Pull each line holding the word "Sommerferien" from the data.

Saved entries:
┄┄┄┄┄┄┄┄┄┄┄┄┄┄┄┄┄┄┄┄
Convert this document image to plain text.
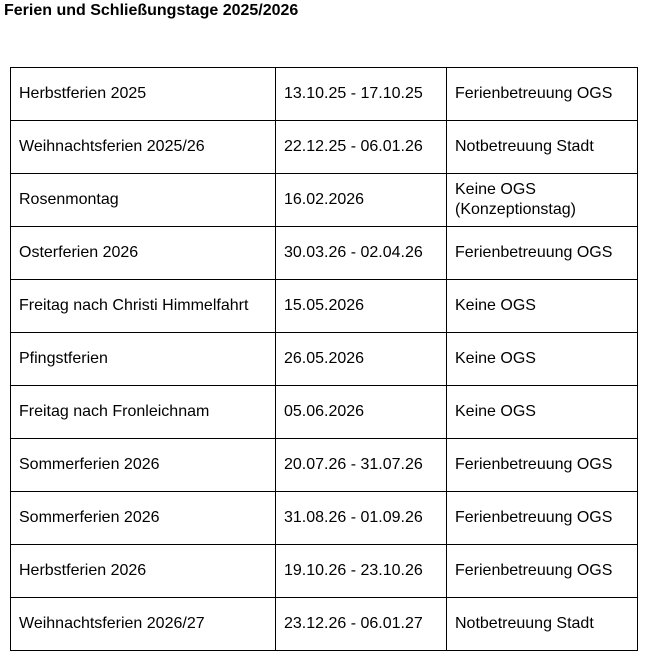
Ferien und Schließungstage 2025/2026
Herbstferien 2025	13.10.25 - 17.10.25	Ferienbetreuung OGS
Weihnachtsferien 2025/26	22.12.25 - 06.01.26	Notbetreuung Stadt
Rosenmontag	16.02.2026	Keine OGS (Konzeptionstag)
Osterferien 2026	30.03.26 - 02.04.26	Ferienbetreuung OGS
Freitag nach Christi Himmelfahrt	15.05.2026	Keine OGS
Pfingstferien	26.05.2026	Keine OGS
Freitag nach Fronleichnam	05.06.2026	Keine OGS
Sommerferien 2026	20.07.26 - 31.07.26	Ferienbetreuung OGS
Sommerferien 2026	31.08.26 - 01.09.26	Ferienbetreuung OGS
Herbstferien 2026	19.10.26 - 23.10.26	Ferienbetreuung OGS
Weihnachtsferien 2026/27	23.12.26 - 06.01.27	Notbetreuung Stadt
┄┄┄┄┄┄┄┄┄┄┄┄┄┄┄┄┄┄┄┄
▸ **Solution**
Sommerferien 2026	20.07.26 - 31.07.26	Ferienbetreuung OGS
Sommerferien 2026	31.08.26 - 01.09.26	Ferienbetreuung OGS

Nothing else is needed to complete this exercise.